Record set>
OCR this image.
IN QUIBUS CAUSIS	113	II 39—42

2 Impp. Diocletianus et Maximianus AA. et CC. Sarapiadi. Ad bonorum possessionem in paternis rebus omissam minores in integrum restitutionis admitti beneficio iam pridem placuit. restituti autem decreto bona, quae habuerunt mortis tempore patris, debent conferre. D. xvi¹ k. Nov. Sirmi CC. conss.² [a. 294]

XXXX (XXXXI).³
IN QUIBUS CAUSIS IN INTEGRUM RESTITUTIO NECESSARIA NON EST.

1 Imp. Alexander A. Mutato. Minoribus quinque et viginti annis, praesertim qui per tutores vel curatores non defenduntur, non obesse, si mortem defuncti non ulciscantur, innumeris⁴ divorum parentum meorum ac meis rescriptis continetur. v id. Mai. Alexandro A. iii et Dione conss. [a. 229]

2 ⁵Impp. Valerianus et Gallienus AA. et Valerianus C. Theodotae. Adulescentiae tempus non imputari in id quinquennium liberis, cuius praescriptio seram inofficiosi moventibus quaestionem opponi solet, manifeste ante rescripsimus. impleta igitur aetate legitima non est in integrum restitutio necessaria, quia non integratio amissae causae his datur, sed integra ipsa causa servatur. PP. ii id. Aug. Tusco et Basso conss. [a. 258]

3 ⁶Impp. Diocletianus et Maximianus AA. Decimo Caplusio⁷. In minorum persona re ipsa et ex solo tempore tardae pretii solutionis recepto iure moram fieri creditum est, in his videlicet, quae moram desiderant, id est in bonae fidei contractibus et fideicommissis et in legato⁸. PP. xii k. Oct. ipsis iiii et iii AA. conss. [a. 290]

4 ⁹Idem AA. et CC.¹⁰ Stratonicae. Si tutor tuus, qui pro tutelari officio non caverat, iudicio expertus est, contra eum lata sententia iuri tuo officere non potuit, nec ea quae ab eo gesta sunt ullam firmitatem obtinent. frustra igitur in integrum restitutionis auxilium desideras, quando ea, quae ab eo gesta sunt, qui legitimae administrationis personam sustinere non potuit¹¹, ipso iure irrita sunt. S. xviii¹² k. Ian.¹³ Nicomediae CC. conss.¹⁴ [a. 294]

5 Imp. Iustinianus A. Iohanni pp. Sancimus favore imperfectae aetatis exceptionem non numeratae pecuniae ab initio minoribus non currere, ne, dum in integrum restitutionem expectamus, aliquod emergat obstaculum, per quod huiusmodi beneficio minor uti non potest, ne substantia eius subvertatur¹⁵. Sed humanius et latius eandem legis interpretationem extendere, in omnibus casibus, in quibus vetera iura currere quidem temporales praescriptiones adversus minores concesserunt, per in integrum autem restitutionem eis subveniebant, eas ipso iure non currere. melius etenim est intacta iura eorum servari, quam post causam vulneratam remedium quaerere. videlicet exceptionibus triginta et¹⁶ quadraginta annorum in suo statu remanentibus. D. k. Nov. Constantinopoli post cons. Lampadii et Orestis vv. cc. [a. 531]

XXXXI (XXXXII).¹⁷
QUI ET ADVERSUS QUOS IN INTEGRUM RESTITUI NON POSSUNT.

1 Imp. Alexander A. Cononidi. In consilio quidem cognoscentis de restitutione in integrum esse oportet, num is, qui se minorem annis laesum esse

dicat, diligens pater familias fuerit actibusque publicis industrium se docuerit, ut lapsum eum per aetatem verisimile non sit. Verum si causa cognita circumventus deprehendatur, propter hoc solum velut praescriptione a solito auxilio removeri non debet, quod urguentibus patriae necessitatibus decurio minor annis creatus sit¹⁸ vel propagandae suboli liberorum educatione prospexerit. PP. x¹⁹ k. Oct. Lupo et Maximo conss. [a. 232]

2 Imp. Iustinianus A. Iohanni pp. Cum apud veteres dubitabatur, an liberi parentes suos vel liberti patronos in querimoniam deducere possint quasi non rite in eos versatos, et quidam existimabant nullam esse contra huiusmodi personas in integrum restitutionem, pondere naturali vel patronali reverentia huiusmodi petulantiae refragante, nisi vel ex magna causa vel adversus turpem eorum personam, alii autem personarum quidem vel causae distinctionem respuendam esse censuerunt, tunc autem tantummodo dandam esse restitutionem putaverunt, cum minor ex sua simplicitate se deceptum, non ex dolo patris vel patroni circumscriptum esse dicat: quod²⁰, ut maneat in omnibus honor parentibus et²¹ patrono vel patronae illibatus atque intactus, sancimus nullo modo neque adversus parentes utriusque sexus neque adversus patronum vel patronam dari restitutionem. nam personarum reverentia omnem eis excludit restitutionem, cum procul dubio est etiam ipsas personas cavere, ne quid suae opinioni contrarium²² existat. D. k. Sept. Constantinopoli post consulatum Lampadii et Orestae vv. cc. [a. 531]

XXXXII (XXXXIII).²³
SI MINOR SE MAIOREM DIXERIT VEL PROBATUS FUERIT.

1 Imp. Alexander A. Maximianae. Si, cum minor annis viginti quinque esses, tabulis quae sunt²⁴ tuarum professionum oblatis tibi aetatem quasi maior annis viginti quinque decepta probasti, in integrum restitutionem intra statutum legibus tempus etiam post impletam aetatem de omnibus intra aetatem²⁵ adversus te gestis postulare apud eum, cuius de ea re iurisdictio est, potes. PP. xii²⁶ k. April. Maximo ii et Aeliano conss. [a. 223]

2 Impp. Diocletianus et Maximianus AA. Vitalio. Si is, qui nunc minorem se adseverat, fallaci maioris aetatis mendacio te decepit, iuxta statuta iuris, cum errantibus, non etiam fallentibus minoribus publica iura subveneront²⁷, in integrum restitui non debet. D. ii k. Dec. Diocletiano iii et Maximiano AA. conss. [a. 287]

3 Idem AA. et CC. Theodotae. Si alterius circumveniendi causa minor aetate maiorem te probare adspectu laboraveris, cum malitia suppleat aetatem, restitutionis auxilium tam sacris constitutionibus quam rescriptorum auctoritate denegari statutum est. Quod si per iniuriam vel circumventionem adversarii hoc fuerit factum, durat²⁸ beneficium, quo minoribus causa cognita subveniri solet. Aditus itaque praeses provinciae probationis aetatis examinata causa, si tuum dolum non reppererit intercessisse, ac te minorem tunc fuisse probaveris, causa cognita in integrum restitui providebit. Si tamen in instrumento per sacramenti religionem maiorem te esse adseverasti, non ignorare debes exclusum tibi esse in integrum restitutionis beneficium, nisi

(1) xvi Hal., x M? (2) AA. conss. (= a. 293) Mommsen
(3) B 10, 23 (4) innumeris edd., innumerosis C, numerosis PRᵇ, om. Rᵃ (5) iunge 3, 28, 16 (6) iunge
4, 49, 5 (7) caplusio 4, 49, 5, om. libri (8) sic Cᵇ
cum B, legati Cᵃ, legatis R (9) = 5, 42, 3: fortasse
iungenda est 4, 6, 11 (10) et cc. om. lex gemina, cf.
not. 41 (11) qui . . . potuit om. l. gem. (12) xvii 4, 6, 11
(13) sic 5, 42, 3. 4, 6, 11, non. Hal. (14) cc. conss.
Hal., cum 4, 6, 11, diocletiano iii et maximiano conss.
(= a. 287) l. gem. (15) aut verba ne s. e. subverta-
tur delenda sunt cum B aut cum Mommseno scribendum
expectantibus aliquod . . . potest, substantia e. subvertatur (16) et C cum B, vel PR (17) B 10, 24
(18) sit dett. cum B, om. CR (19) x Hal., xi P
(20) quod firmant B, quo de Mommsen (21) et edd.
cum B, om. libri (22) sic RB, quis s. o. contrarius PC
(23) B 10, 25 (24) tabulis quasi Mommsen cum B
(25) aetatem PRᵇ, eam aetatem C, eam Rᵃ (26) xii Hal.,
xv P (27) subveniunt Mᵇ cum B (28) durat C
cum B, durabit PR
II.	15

Your objective> Please restate the records in full, word for word.

Written solution>
OCR this image.
IN QUIBUS CAUSIS	113	II 39—42

2 Impp. Diocletianus et Maximianus AA. et CC. Sarapiadi. Ad bonorum possessionem in paternis rebus omissam minores in integrum restitutionis admitti beneficio iam pridem placuit. restituti autem decreto bona, quae habuerunt mortis tempore patris, debent conferre. D. xvi¹ k. Nov. Sirmi CC. conss.² [a. 294]

XXXX (XXXXI).³
IN QUIBUS CAUSIS IN INTEGRUM RESTITUTIO NECESSARIA NON EST.

1 Imp. Alexander A. Mutato. Minoribus quinque et viginti annis, praesertim qui per tutores vel curatores non defenduntur, non obesse, si mortem defuncti non ulciscantur, innumeris⁴ divorum parentum meorum ac meis rescriptis continetur. v id. Mai. Alexandro A. iii et Dione conss. [a. 229]

2 ⁵Impp. Valerianus et Gallienus AA. et Valerianus C. Theodotae. Adulescentiae tempus non imputari in id quinquennium liberis, cuius praescriptio seram inofficiosi moventibus quaestionem opponi solet, manifeste ante rescripsimus. impleta igitur aetate legitima non est in integrum restitutio necessaria, quia non integratio amissae causae his datur, sed integra ipsa causa servatur. PP. ii id. Aug. Tusco et Basso conss. [a. 258]

3 ⁶Impp. Diocletianus et Maximianus AA. Decimo Caplusio⁷. In minorum persona re ipsa et ex solo tempore tardae pretii solutionis recepto iure moram fieri creditum est, in his videlicet, quae moram desiderant, id est in bonae fidei contractibus et fideicommissis et in legato⁸. PP. xii k. Oct. ipsis iiii et iii AA. conss. [a. 290]

4 ⁹Idem AA. et CC.¹⁰ Stratonicae. Si tutor tuus, qui pro tutelari officio non caverat, iudicio expertus est, contra eum lata sententia iuri tuo officere non potuit, nec ea quae ab eo gesta sunt ullam firmitatem obtinent. frustra igitur in integrum restitutionis auxilium desideras, quando ea, quae ab eo gesta sunt, qui legitimae administrationis personam sustinere non potuit¹¹, ipso iure irrita sunt. S. xviii¹² k. Ian.¹³ Nicomediae CC. conss.¹⁴ [a. 294]

5 Imp. Iustinianus A. Iohanni pp. Sancimus favore imperfectae aetatis exceptionem non numeratae pecuniae ab initio minoribus non currere, ne, dum in integrum restitutionem expectamus, aliquod emergat obstaculum, per quod huiusmodi beneficio minor uti non potest, ne substantia eius subvertatur¹⁵. Sed humanius et latius eandem legis interpretationem extendere, in omnibus casibus, in quibus vetera iura currere quidem temporales praescriptiones adversus minores concesserunt, per in integrum autem restitutionem eis subveniebant, eas ipso iure non currere. melius etenim est intacta iura eorum servari, quam post causam vulneratam remedium quaerere. videlicet exceptionibus triginta et¹⁶ quadraginta annorum in suo statu remanentibus. D. k. Nov. Constantinopoli post cons. Lampadii et Orestis vv. cc. [a. 531]

XXXXI (XXXXII).¹⁷
QUI ET ADVERSUS QUOS IN INTEGRUM RESTITUI NON POSSUNT.

1 Imp. Alexander A. Cononidi. In consilio quidem cognoscentis de restitutione in integrum esse oportet, num is, qui se minorem annis laesum esse

dicat, diligens pater familias fuerit actibusque publicis industrium se docuerit, ut lapsum eum per aetatem verisimile non sit. Verum si causa cognita circumventus deprehendatur, propter hoc solum velut praescriptione a solito auxilio removeri non debet, quod urguentibus patriae necessitatibus decurio minor annis creatus sit¹⁸ vel propagandae suboli liberorum educatione prospexerit. PP. x¹⁹ k. Oct. Lupo et Maximo conss. [a. 232]

2 Imp. Iustinianus A. Iohanni pp. Cum apud veteres dubitabatur, an liberi parentes suos vel liberti patronos in querimoniam deducere possint quasi non rite in eos versatos, et quidam existimabant nullam esse contra huiusmodi personas in integrum restitutionem, pondere naturali vel patronali reverentia huiusmodi petulantiae refragante, nisi vel ex magna causa vel adversus turpem eorum personam, alii autem personarum quidem vel causae distinctionem respuendam esse censuerunt, tunc autem tantummodo dandam esse restitutionem putaverunt, cum minor ex sua simplicitate se deceptum, non ex dolo patris vel patroni circumscriptum esse dicat: quod²⁰, ut maneat in omnibus honor parentibus et²¹ patrono vel patronae illibatus atque intactus, sancimus nullo modo neque adversus parentes utriusque sexus neque adversus patronum vel patronam dari restitutionem. nam personarum reverentia omnem eis excludit restitutionem, cum procul dubio est etiam ipsas personas cavere, ne quid suae opinioni contrarium²² existat. D. k. Sept. Constantinopoli post consulatum Lampadii et Orestae vv. cc. [a. 531]

XXXXII (XXXXIII).²³
SI MINOR SE MAIOREM DIXERIT VEL PROBATUS FUERIT.

1 Imp. Alexander A. Maximianae. Si, cum minor annis viginti quinque esses, tabulis quae sunt²⁴ tuarum professionum oblatis tibi aetatem quasi maior annis viginti quinque decepta probasti, in integrum restitutionem intra statutum legibus tempus etiam post impletam aetatem de omnibus intra aetatem²⁵ adversus te gestis postulare apud eum, cuius de ea re iurisdictio est, potes. PP. xii²⁶ k. April. Maximo ii et Aeliano conss. [a. 223]

2 Impp. Diocletianus et Maximianus AA. Vitalio. Si is, qui nunc minorem se adseverat, fallaci maioris aetatis mendacio te decepit, iuxta statuta iuris, cum errantibus, non etiam fallentibus minoribus publica iura subveneront²⁷, in integrum restitui non debet. D. ii k. Dec. Diocletiano iii et Maximiano AA. conss. [a. 287]

3 Idem AA. et CC. Theodotae. Si alterius circumveniendi causa minor aetate maiorem te probare adspectu laboraveris, cum malitia suppleat aetatem, restitutionis auxilium tam sacris constitutionibus quam rescriptorum auctoritate denegari statutum est. Quod si per iniuriam vel circumventionem adversarii hoc fuerit factum, durat²⁸ beneficium, quo minoribus causa cognita subveniri solet. Aditus itaque praeses provinciae probationis aetatis examinata causa, si tuum dolum non reppererit intercessisse, ac te minorem tunc fuisse probaveris, causa cognita in integrum restitui providebit. Si tamen in instrumento per sacramenti religionem maiorem te esse adseverasti, non ignorare debes exclusum tibi esse in integrum restitutionis beneficium, nisi

(1) xvi Hal., x M? (2) AA. conss. (= a. 293) Mommsen
(3) B 10, 23 (4) innumeris edd., innumerosis C, numerosis PRᵇ, om. Rᵃ (5) iunge 3, 28, 16 (6) iunge
4, 49, 5 (7) caplusio 4, 49, 5, om. libri (8) sic Cᵇ
cum B, legati Cᵃ, legatis R (9) = 5, 42, 3: fortasse
iungenda est 4, 6, 11 (10) et cc. om. lex gemina, cf.
not. 41 (11) qui . . . potuit om. l. gem. (12) xvii 4, 6, 11
(13) sic 5, 42, 3. 4, 6, 11, non. Hal. (14) cc. conss.
Hal., cum 4, 6, 11, diocletiano iii et maximiano conss.
(= a. 287) l. gem. (15) aut verba ne s. e. subverta-
tur delenda sunt cum B aut cum Mommseno scribendum
expectantibus aliquod . . . potest, substantia e. subvertatur (16) et C cum B, vel PR (17) B 10, 24
(18) sit dett. cum B, om. CR (19) x Hal., xi P
(20) quod firmant B, quo de Mommsen (21) et edd.
cum B, om. libri (22) sic RB, quis s. o. contrarius PC
(23) B 10, 25 (24) tabulis quasi Mommsen cum B
(25) aetatem PRᵇ, eam aetatem C, eam Rᵃ (26) xii Hal.,
xv P (27) subveniunt Mᵇ cum B (28) durat C
cum B, durabit PR
II.	15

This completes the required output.